--- begin DATASET CONTENT ---

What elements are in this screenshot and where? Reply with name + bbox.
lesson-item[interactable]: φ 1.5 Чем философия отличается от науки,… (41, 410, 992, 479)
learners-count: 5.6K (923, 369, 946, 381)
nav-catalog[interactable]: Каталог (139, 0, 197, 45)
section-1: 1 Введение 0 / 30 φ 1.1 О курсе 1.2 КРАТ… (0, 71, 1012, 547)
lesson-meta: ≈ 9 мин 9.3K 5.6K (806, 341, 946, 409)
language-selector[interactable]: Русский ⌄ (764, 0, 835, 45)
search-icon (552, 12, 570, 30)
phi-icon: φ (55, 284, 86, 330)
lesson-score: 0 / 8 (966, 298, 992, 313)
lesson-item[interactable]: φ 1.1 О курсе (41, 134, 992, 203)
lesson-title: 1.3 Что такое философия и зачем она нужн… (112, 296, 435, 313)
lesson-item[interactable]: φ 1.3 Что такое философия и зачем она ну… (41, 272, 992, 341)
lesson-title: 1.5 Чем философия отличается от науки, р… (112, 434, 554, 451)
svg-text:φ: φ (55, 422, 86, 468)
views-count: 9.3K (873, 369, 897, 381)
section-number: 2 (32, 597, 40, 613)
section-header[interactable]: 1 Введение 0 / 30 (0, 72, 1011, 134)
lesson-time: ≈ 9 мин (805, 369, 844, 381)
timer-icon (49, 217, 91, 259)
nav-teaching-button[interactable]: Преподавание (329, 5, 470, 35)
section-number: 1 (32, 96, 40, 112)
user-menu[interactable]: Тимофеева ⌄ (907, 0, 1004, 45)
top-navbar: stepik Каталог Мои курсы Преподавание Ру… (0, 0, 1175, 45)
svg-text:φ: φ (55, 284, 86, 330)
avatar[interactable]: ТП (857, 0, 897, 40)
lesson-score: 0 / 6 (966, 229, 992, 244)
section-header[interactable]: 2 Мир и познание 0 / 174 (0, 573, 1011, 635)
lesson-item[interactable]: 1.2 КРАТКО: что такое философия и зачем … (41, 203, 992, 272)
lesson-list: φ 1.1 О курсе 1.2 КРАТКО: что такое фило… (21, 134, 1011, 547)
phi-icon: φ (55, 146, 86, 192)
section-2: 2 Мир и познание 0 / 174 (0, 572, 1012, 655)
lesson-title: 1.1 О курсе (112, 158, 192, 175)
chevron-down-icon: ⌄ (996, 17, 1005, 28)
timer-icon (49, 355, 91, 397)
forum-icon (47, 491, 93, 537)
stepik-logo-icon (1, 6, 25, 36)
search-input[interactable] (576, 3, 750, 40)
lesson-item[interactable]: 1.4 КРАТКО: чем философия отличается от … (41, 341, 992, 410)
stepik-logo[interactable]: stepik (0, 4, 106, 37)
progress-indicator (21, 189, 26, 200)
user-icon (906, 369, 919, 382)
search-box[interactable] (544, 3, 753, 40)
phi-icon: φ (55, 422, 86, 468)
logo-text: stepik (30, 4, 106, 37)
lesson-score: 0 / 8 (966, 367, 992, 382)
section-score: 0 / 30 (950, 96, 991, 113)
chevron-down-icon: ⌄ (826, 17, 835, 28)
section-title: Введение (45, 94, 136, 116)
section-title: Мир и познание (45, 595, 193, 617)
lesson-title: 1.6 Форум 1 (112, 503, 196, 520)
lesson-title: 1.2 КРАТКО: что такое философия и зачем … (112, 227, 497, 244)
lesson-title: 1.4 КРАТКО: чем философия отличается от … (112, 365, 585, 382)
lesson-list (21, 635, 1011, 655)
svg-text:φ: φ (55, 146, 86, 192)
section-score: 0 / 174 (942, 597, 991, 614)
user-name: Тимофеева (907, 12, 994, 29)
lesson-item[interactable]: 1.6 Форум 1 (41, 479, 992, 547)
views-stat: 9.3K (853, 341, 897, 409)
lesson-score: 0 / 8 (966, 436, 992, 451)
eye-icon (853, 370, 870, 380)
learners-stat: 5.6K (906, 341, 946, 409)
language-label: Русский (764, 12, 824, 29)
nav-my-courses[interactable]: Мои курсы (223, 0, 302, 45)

--- end DATASET CONTENT ---

Copy every one of the entries above line for line, with no changes.

What elements are in this screenshot and where? Reply with name + bbox.
lesson-item[interactable]: φ 1.5 Чем философия отличается от науки,… (41, 410, 992, 479)
learners-count: 5.6K (923, 369, 946, 381)
nav-catalog[interactable]: Каталог (139, 0, 197, 45)
section-1: 1 Введение 0 / 30 φ 1.1 О курсе 1.2 КРАТ… (0, 71, 1012, 547)
lesson-meta: ≈ 9 мин 9.3K 5.6K (806, 341, 946, 409)
language-selector[interactable]: Русский ⌄ (764, 0, 835, 45)
search-icon (552, 12, 570, 30)
phi-icon: φ (55, 284, 86, 330)
lesson-score: 0 / 8 (966, 298, 992, 313)
lesson-item[interactable]: φ 1.1 О курсе (41, 134, 992, 203)
lesson-title: 1.3 Что такое философия и зачем она нужн… (112, 296, 435, 313)
lesson-item[interactable]: φ 1.3 Что такое философия и зачем она ну… (41, 272, 992, 341)
lesson-title: 1.5 Чем философия отличается от науки, р… (112, 434, 554, 451)
svg-text:φ: φ (55, 422, 86, 468)
views-count: 9.3K (873, 369, 897, 381)
section-number: 2 (32, 597, 40, 613)
section-header[interactable]: 1 Введение 0 / 30 (0, 72, 1011, 134)
lesson-time: ≈ 9 мин (805, 369, 844, 381)
timer-icon (49, 217, 91, 259)
nav-teaching-button[interactable]: Преподавание (329, 5, 470, 35)
section-number: 1 (32, 96, 40, 112)
user-menu[interactable]: Тимофеева ⌄ (907, 0, 1004, 45)
top-navbar: stepik Каталог Мои курсы Преподавание Ру… (0, 0, 1175, 45)
svg-text:φ: φ (55, 284, 86, 330)
avatar[interactable]: ТП (857, 0, 897, 40)
lesson-score: 0 / 6 (966, 229, 992, 244)
section-header[interactable]: 2 Мир и познание 0 / 174 (0, 573, 1011, 635)
lesson-item[interactable]: 1.2 КРАТКО: что такое философия и зачем … (41, 203, 992, 272)
lesson-list: φ 1.1 О курсе 1.2 КРАТКО: что такое фило… (21, 134, 1011, 547)
phi-icon: φ (55, 146, 86, 192)
section-2: 2 Мир и познание 0 / 174 (0, 572, 1012, 655)
lesson-title: 1.1 О курсе (112, 158, 192, 175)
chevron-down-icon: ⌄ (996, 17, 1005, 28)
timer-icon (49, 355, 91, 397)
forum-icon (47, 491, 93, 537)
stepik-logo-icon (1, 6, 25, 36)
search-input[interactable] (576, 3, 750, 40)
lesson-item[interactable]: 1.4 КРАТКО: чем философия отличается от … (41, 341, 992, 410)
stepik-logo[interactable]: stepik (0, 4, 106, 37)
progress-indicator (21, 189, 26, 200)
user-icon (906, 369, 919, 382)
search-box[interactable] (544, 3, 753, 40)
phi-icon: φ (55, 422, 86, 468)
logo-text: stepik (30, 4, 106, 37)
lesson-score: 0 / 8 (966, 367, 992, 382)
section-score: 0 / 30 (950, 96, 991, 113)
chevron-down-icon: ⌄ (826, 17, 835, 28)
section-title: Введение (45, 94, 136, 116)
section-title: Мир и познание (45, 595, 193, 617)
lesson-title: 1.6 Форум 1 (112, 503, 196, 520)
lesson-title: 1.2 КРАТКО: что такое философия и зачем … (112, 227, 497, 244)
lesson-title: 1.4 КРАТКО: чем философия отличается от … (112, 365, 585, 382)
lesson-list (21, 635, 1011, 655)
svg-text:φ: φ (55, 146, 86, 192)
section-score: 0 / 174 (942, 597, 991, 614)
user-name: Тимофеева (907, 12, 994, 29)
lesson-item[interactable]: 1.6 Форум 1 (41, 479, 992, 547)
views-stat: 9.3K (853, 341, 897, 409)
lesson-score: 0 / 8 (966, 436, 992, 451)
eye-icon (853, 370, 870, 380)
learners-stat: 5.6K (906, 341, 946, 409)
language-label: Русский (764, 12, 824, 29)
nav-my-courses[interactable]: Мои курсы (223, 0, 302, 45)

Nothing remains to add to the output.